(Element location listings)
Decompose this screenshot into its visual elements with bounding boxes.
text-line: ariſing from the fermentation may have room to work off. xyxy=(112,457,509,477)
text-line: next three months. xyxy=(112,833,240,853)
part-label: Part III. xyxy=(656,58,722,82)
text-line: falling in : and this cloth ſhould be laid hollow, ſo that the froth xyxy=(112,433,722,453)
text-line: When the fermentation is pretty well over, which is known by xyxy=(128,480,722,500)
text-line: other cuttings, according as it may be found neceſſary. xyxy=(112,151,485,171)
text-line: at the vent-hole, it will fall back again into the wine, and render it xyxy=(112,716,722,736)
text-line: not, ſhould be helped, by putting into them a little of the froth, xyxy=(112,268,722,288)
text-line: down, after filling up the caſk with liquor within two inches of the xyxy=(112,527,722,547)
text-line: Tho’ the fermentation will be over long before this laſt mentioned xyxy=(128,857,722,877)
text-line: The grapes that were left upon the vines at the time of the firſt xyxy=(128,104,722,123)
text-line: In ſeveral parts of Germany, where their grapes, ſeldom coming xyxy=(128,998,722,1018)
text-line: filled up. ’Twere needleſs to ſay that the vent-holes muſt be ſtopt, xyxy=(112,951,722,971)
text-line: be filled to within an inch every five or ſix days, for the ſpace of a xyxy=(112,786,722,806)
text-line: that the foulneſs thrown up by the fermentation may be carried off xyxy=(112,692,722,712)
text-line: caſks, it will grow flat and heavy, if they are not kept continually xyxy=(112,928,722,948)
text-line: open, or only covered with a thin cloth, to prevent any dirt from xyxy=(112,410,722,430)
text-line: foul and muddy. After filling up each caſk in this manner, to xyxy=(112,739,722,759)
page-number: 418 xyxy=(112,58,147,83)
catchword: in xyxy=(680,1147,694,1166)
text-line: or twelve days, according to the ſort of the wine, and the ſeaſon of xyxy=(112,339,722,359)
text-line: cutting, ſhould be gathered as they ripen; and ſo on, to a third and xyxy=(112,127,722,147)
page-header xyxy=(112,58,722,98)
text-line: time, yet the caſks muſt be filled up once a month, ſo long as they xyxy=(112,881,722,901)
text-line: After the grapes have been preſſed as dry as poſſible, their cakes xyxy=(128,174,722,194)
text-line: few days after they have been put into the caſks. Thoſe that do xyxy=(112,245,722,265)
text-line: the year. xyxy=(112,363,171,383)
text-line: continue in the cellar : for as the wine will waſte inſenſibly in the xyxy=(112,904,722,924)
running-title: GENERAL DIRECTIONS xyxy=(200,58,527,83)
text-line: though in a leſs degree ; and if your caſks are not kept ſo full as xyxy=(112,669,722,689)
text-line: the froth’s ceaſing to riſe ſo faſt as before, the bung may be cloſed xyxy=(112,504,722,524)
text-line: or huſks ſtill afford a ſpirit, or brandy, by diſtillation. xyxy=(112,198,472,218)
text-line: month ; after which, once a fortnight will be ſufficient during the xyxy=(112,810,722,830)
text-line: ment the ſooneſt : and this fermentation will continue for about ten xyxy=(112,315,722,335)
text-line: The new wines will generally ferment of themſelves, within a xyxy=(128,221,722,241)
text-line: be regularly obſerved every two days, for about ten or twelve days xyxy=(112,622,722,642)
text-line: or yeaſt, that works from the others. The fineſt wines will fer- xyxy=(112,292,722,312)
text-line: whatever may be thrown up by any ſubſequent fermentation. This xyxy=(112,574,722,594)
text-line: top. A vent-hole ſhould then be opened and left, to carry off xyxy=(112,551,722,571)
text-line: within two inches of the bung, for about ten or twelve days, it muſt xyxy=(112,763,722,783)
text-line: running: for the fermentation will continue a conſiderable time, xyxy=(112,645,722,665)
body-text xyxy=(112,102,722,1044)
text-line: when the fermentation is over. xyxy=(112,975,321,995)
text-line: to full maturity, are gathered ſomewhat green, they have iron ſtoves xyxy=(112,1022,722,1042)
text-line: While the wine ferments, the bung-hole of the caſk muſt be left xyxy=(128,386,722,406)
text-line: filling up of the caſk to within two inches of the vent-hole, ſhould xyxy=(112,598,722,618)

TASK PROMPT>
Copy out the records word for word, from the start of the records through the line containing "text-line: The grapes", including both ends.

SOLUTION>
Decompose this screenshot into its visual elements with bounding boxes.
text-line: ariſing from the fermentation may have room to work off. xyxy=(112,457,509,477)
text-line: next three months. xyxy=(112,833,240,853)
part-label: Part III. xyxy=(656,58,722,82)
text-line: falling in : and this cloth ſhould be laid hollow, ſo that the froth xyxy=(112,433,722,453)
text-line: When the fermentation is pretty well over, which is known by xyxy=(128,480,722,500)
text-line: other cuttings, according as it may be found neceſſary. xyxy=(112,151,485,171)
text-line: at the vent-hole, it will fall back again into the wine, and render it xyxy=(112,716,722,736)
text-line: not, ſhould be helped, by putting into them a little of the froth, xyxy=(112,268,722,288)
text-line: down, after filling up the caſk with liquor within two inches of the xyxy=(112,527,722,547)
text-line: Tho’ the fermentation will be over long before this laſt mentioned xyxy=(128,857,722,877)
text-line: The grapes that were left upon the vines at the time of the firſt xyxy=(128,104,722,123)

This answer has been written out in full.